» DATA TO PROCESS
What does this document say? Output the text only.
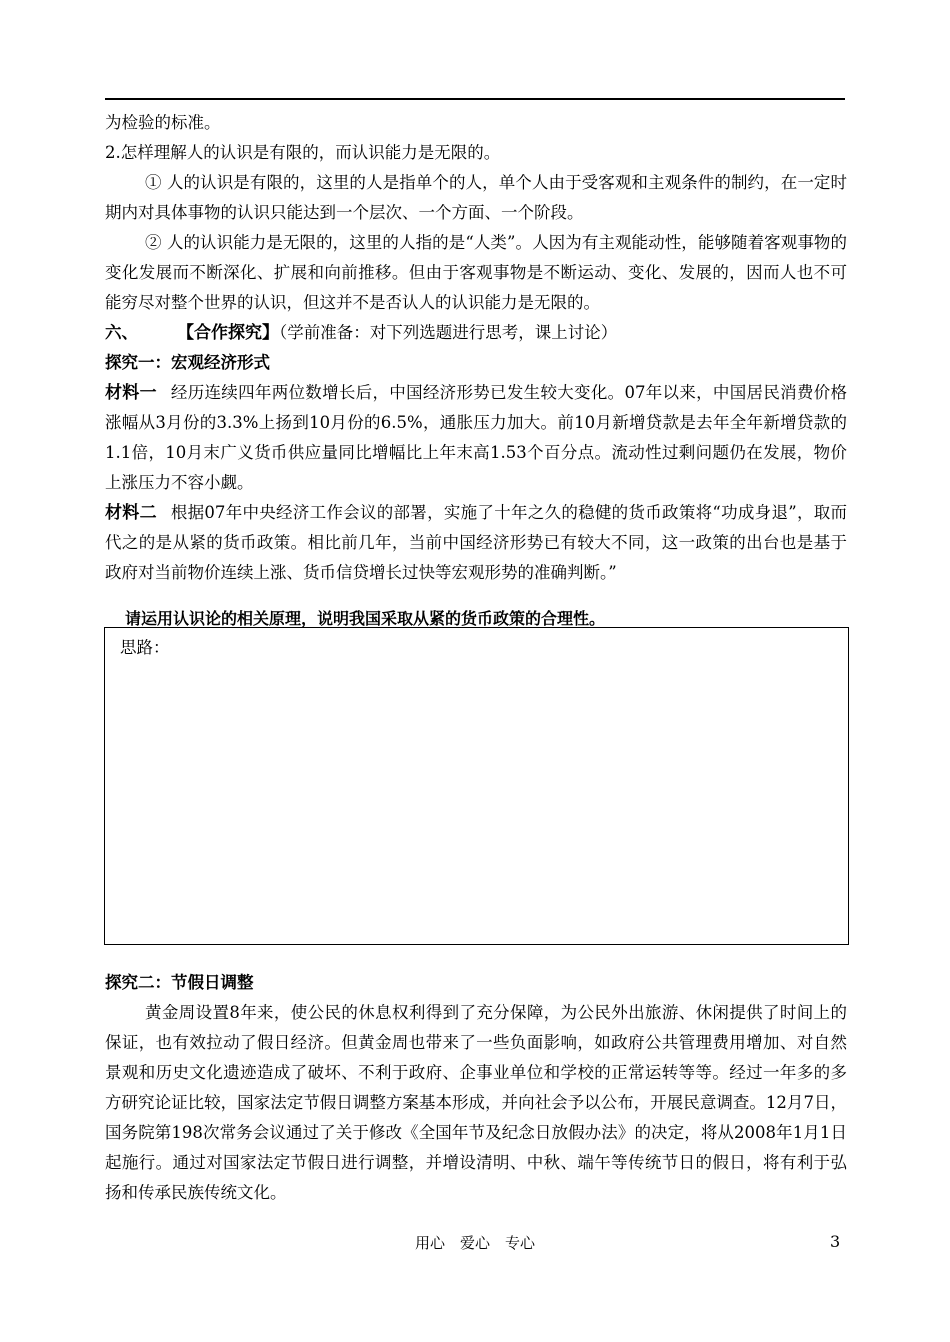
为检验的标准。

2.怎样理解人的认识是有限的，而认识能力是无限的。

① 人的认识是有限的，这里的人是指单个的人，单个人由于受客观和主观条件的制约，在一定时期内对具体事物的认识只能达到一个层次、一个方面、一个阶段。

② 人的认识能力是无限的，这里的人指的是“人类”。人因为有主观能动性，能够随着客观事物的变化发展而不断深化、扩展和向前推移。但由于客观事物是不断运动、变化、发展的，因而人也不可能穷尽对整个世界的认识，但这并不是否认人的认识能力是无限的。

六、 【合作探究】（学前准备：对下列选题进行思考，课上讨论）

探究一：宏观经济形式

材料一 经历连续四年两位数增长后，中国经济形势已发生较大变化。07年以来，中国居民消费价格涨幅从3月份的3.3%上扬到10月份的6.5%，通胀压力加大。前10月新增贷款是去年全年新增贷款的1.1倍，10月末广义货币供应量同比增幅比上年末高1.53个百分点。流动性过剩问题仍在发展，物价上涨压力不容小觑。

材料二 根据07年中央经济工作会议的部署，实施了十年之久的稳健的货币政策将“功成身退”，取而代之的是从紧的货币政策。相比前几年，当前中国经济形势已有较大不同，这一政策的出台也是基于政府对当前物价连续上涨、货币信贷增长过快等宏观形势的准确判断。”

请运用认识论的相关原理，说明我国采取从紧的货币政策的合理性。

思路：

探究二：节假日调整

黄金周设置8年来，使公民的休息权利得到了充分保障，为公民外出旅游、休闲提供了时间上的保证，也有效拉动了假日经济。但黄金周也带来了一些负面影响，如政府公共管理费用增加、对自然景观和历史文化遗迹造成了破坏、不利于政府、企事业单位和学校的正常运转等等。经过一年多的多方研究论证比较，国家法定节假日调整方案基本形成，并向社会予以公布，开展民意调查。12月7日，国务院第198次常务会议通过了关于修改《全国年节及纪念日放假办法》的决定，将从2008年1月1日起施行。通过对国家法定节假日进行调整，并增设清明、中秋、端午等传统节日的假日，将有利于弘扬和传承民族传统文化。

用心　爱心　专心	3
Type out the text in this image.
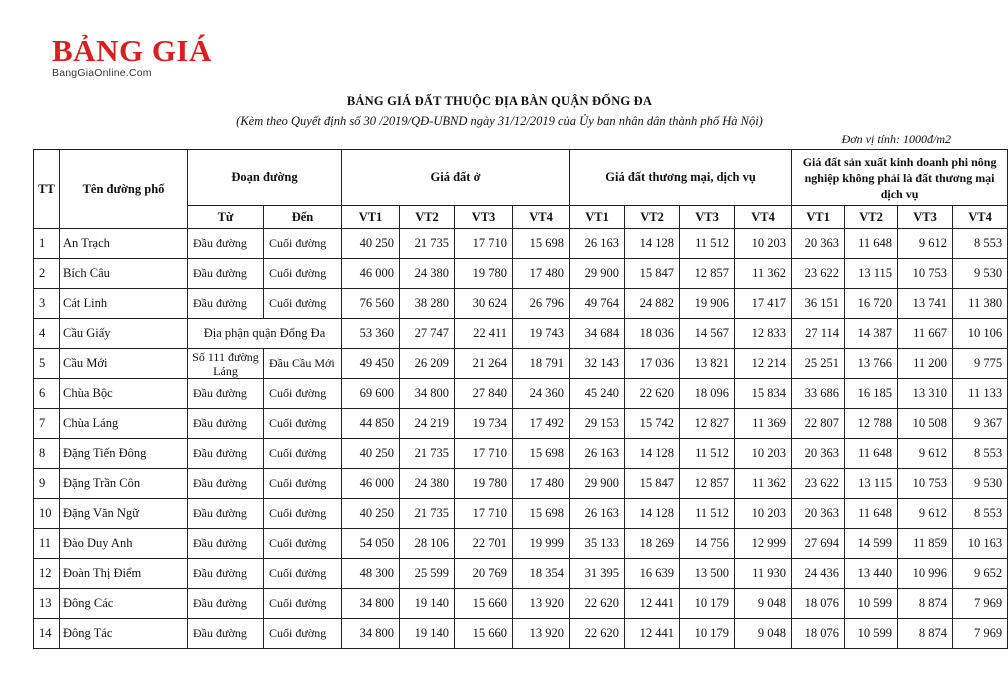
BẢNG GIÁ
BangGiaOnline.Com
BẢNG GIÁ ĐẤT THUỘC ĐỊA BÀN QUẬN ĐỐNG ĐA
(Kèm theo Quyết định số 30 /2019/QĐ-UBND ngày 31/12/2019 của Ủy ban nhân dân thành phố Hà Nội)
Đơn vị tính: 1000đ/m2
TT	Tên đường phố	Đoạn đường		Giá đất ở				Giá đất thương mại, dịch vụ				Giá đất sản xuất kinh doanh phi nông nghiệp không phải là đất thương mại dịch vụ			
		Từ	Đến	VT1	VT2	VT3	VT4	VT1	VT2	VT3	VT4	VT1	VT2	VT3	VT4
1	An Trạch	Đầu đường	Cuối đường	40 250	21 735	17 710	15 698	26 163	14 128	11 512	10 203	20 363	11 648	9 612	8 553
2	Bích Câu	Đầu đường	Cuối đường	46 000	24 380	19 780	17 480	29 900	15 847	12 857	11 362	23 622	13 115	10 753	9 530
3	Cát Linh	Đầu đường	Cuối đường	76 560	38 280	30 624	26 796	49 764	24 882	19 906	17 417	36 151	16 720	13 741	11 380
4	Cầu Giấy	Địa phận quận Đống Đa		53 360	27 747	22 411	19 743	34 684	18 036	14 567	12 833	27 114	14 387	11 667	10 106
5	Cầu Mới	Số 111 đường Láng	Đầu Cầu Mới	49 450	26 209	21 264	18 791	32 143	17 036	13 821	12 214	25 251	13 766	11 200	9 775
6	Chùa Bộc	Đầu đường	Cuối đường	69 600	34 800	27 840	24 360	45 240	22 620	18 096	15 834	33 686	16 185	13 310	11 133
7	Chùa Láng	Đầu đường	Cuối đường	44 850	24 219	19 734	17 492	29 153	15 742	12 827	11 369	22 807	12 788	10 508	9 367
8	Đặng Tiến Đông	Đầu đường	Cuối đường	40 250	21 735	17 710	15 698	26 163	14 128	11 512	10 203	20 363	11 648	9 612	8 553
9	Đặng Trần Côn	Đầu đường	Cuối đường	46 000	24 380	19 780	17 480	29 900	15 847	12 857	11 362	23 622	13 115	10 753	9 530
10	Đặng Văn Ngữ	Đầu đường	Cuối đường	40 250	21 735	17 710	15 698	26 163	14 128	11 512	10 203	20 363	11 648	9 612	8 553
11	Đào Duy Anh	Đầu đường	Cuối đường	54 050	28 106	22 701	19 999	35 133	18 269	14 756	12 999	27 694	14 599	11 859	10 163
12	Đoàn Thị Điểm	Đầu đường	Cuối đường	48 300	25 599	20 769	18 354	31 395	16 639	13 500	11 930	24 436	13 440	10 996	9 652
13	Đông Các	Đầu đường	Cuối đường	34 800	19 140	15 660	13 920	22 620	12 441	10 179	9 048	18 076	10 599	8 874	7 969
14	Đông Tác	Đầu đường	Cuối đường	34 800	19 140	15 660	13 920	22 620	12 441	10 179	9 048	18 076	10 599	8 874	7 969
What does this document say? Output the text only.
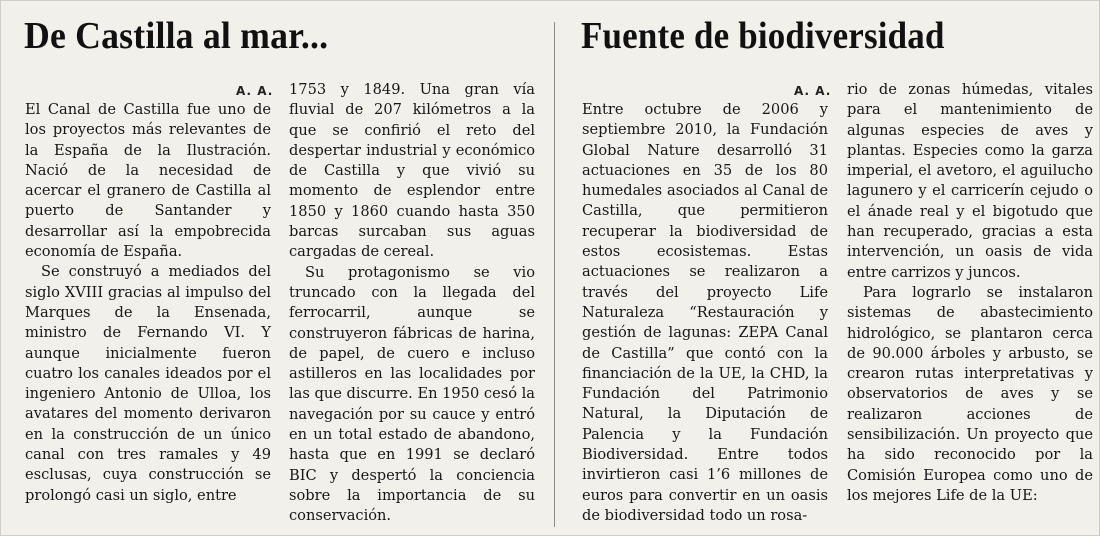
De Castilla al mar...	Fuente de biodiversidad
A. A.	A. A.

El Canal de Castilla fue uno de los proyectos más relevantes de la España de la Ilustración. Nació de la necesidad de acercar el granero de Castilla al puerto de Santander y desarrollar así la empobrecida economía de España.

Se construyó a mediados del siglo XVIII gracias al impulso del Marques de la Ensenada, ministro de Fernando VI. Y aunque inicialmente fueron cuatro los canales ideados por el ingeniero Antonio de Ulloa, los avatares del momento derivaron en la construcción de un único canal con tres ramales y 49 esclusas, cuya construcción se prolongó casi un siglo, entre

1753 y 1849. Una gran vía fluvial de 207 kilómetros a la que se confirió el reto del despertar industrial y económico de Castilla y que vivió su momento de esplendor entre 1850 y 1860 cuando hasta 350 barcas surcaban sus aguas cargadas de cereal.

Su protagonismo se vio truncado con la llegada del ferrocarril, aunque se construyeron fábricas de harina, de papel, de cuero e incluso astilleros en las localidades por las que discurre. En 1950 cesó la navegación por su cauce y entró en un total estado de abandono, hasta que en 1991 se declaró BIC y despertó la conciencia sobre la importancia de su conservación.

Entre octubre de 2006 y septiembre 2010, la Fundación Global Nature desarrolló 31 actuaciones en 35 de los 80 humedales asociados al Canal de Castilla, que permitieron recuperar la biodiversidad de estos ecosistemas. Estas actuaciones se realizaron a través del proyecto Life Naturaleza “Restauración y gestión de lagunas: ZEPA Canal de Castilla” que contó con la financiación de la UE, la CHD, la Fundación del Patrimonio Natural, la Diputación de Palencia y la Fundación Biodiversidad. Entre todos invirtieron casi 1’6 millones de euros para convertir en un oasis de biodiversidad todo un rosa-

rio de zonas húmedas, vitales para el mantenimiento de algunas especies de aves y plantas. Especies como la garza imperial, el avetoro, el aguilucho lagunero y el carricerín cejudo o el ánade real y el bigotudo que han recuperado, gracias a esta intervención, un oasis de vida entre carrizos y juncos.

Para lograrlo se instalaron sistemas de abastecimiento hidrológico, se plantaron cerca de 90.000 árboles y arbusto, se crearon rutas interpretativas y observatorios de aves y se realizaron acciones de sensibilización. Un proyecto que ha sido reconocido por la Comisión Europea como uno de los mejores Life de la UE:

» WHAT IS REQUIRED
Look above for lines with the word "biodiversidad" and copy them all.

» EXERCISE OUTPUT
De Castilla al mar...	Fuente de biodiversidad
Entre octubre de 2006 y septiembre 2010, la Fundación Global Nature desarrolló 31 actuaciones en 35 de los 80 humedales asociados al Canal de Castilla, que permitieron recuperar la biodiversidad de estos ecosistemas. Estas actuaciones se realizaron a través del proyecto Life Naturaleza “Restauración y gestión de lagunas: ZEPA Canal de Castilla” que contó con la financiación de la UE, la CHD, la Fundación del Patrimonio Natural, la Diputación de Palencia y la Fundación Biodiversidad. Entre todos invirtieron casi 1’6 millones de euros para convertir en un oasis de biodiversidad todo un rosa-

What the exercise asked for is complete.